*** ENTRIES SUPPLIED ***
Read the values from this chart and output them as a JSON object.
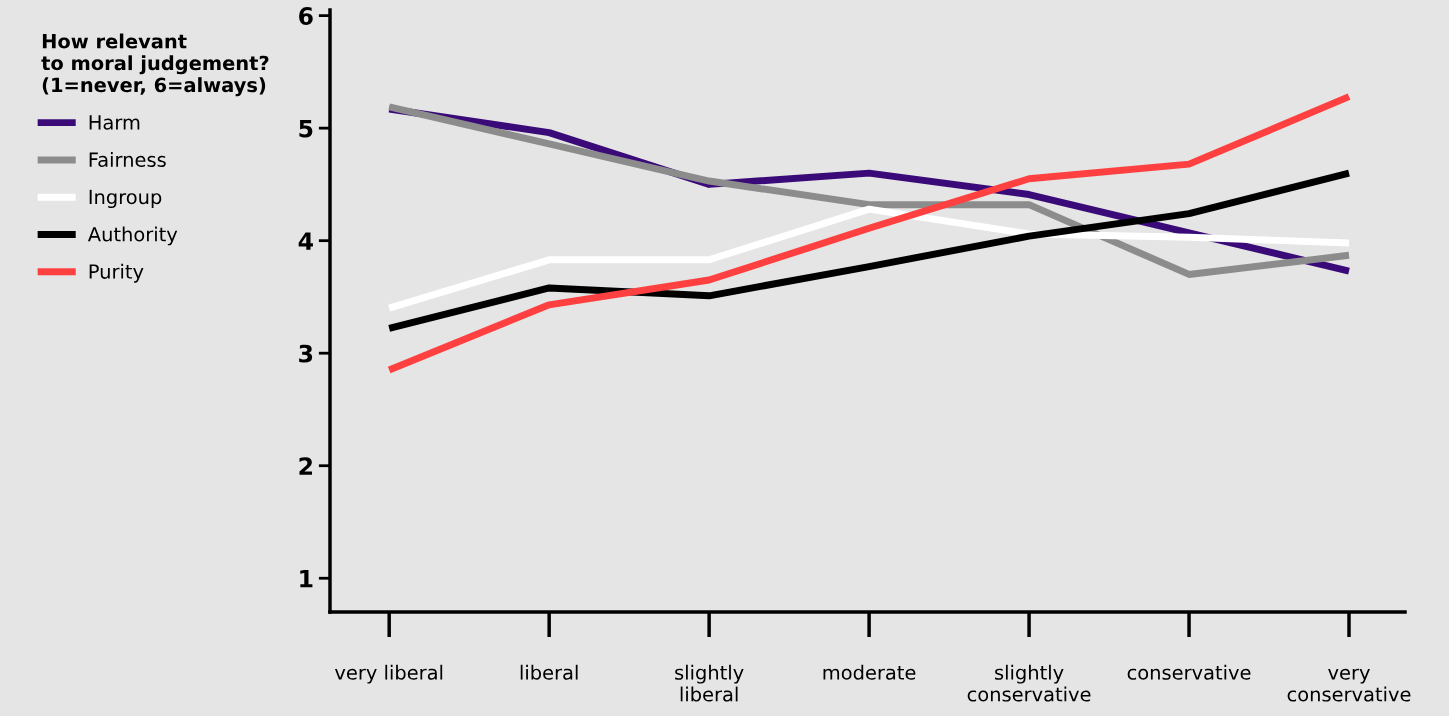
{
  "chart_data": {
    "type": "line",
    "categories": [
      "very liberal",
      "liberal",
      "slightly\nliberal",
      "moderate",
      "slightly\nconservative",
      "conservative",
      "very\nconservative"
    ],
    "series": [
      {
        "name": "Harm",
        "color": "#3a0a78",
        "values": [
          5.17,
          4.96,
          4.5,
          4.6,
          4.41,
          4.07,
          3.73
        ]
      },
      {
        "name": "Fairness",
        "color": "#8c8c8c",
        "values": [
          5.19,
          4.86,
          4.53,
          4.32,
          4.32,
          3.7,
          3.87
        ]
      },
      {
        "name": "Ingroup",
        "color": "#ffffff",
        "values": [
          3.4,
          3.83,
          3.83,
          4.28,
          4.06,
          4.03,
          3.98
        ]
      },
      {
        "name": "Authority",
        "color": "#000000",
        "values": [
          3.22,
          3.58,
          3.51,
          3.77,
          4.04,
          4.24,
          4.6
        ]
      },
      {
        "name": "Purity",
        "color": "#ff4040",
        "values": [
          2.85,
          3.43,
          3.65,
          4.11,
          4.55,
          4.68,
          5.28
        ]
      }
    ],
    "legend_title": "How relevant\nto moral judgement?\n(1=never, 6=always)",
    "legend": "left",
    "ylim": [
      0.7,
      6.05
    ],
    "yticks": [
      1,
      2,
      3,
      4,
      5,
      6
    ],
    "grid": false,
    "marker": "none",
    "line_style": "solid"
  }
}
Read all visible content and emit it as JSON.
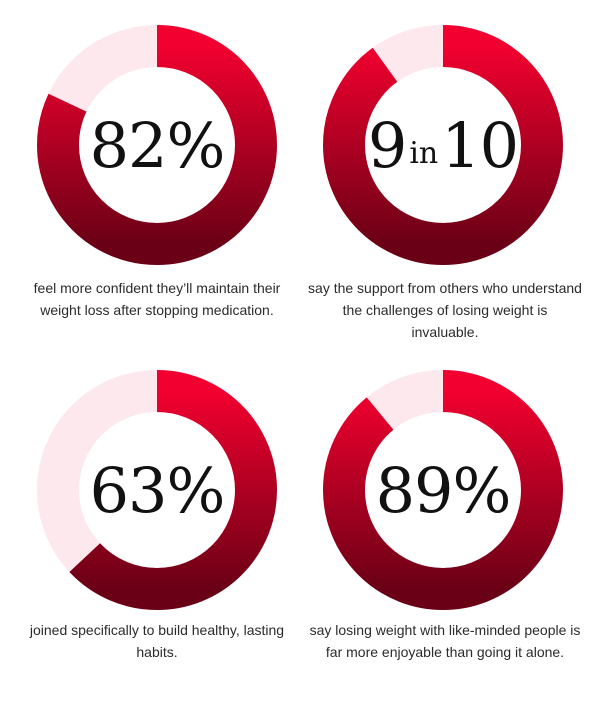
{
  "colors": {
    "ring_light": "#fde8ee",
    "ring_dark": "#6a0015",
    "ring_bright": "#f2002f"
  },
  "stats": [
    {
      "value": "82%",
      "fraction": 0.82,
      "caption": "feel more confident they’ll maintain their weight loss after stopping medication."
    },
    {
      "value_main": "9",
      "value_small": "in",
      "value_end": "10",
      "fraction": 0.9,
      "caption": "say the support from others who understand the challenges of losing weight is invaluable."
    },
    {
      "value": "63%",
      "fraction": 0.63,
      "caption": "joined specifically to build healthy, lasting habits."
    },
    {
      "value": "89%",
      "fraction": 0.89,
      "caption": "say losing weight with like-minded people is far more enjoyable than going it alone."
    }
  ]
}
***
• GIVEN TASK
Identify and list each line with the word "weight".

• SOLUTION TO THE EXERCISE
      "caption": "feel more confident they’ll maintain their weight loss after stopping medication."
      "caption": "say the support from others who understand the challenges of losing weight is invaluable."
      "caption": "say losing weight with like-minded people is far more enjoyable than going it alone."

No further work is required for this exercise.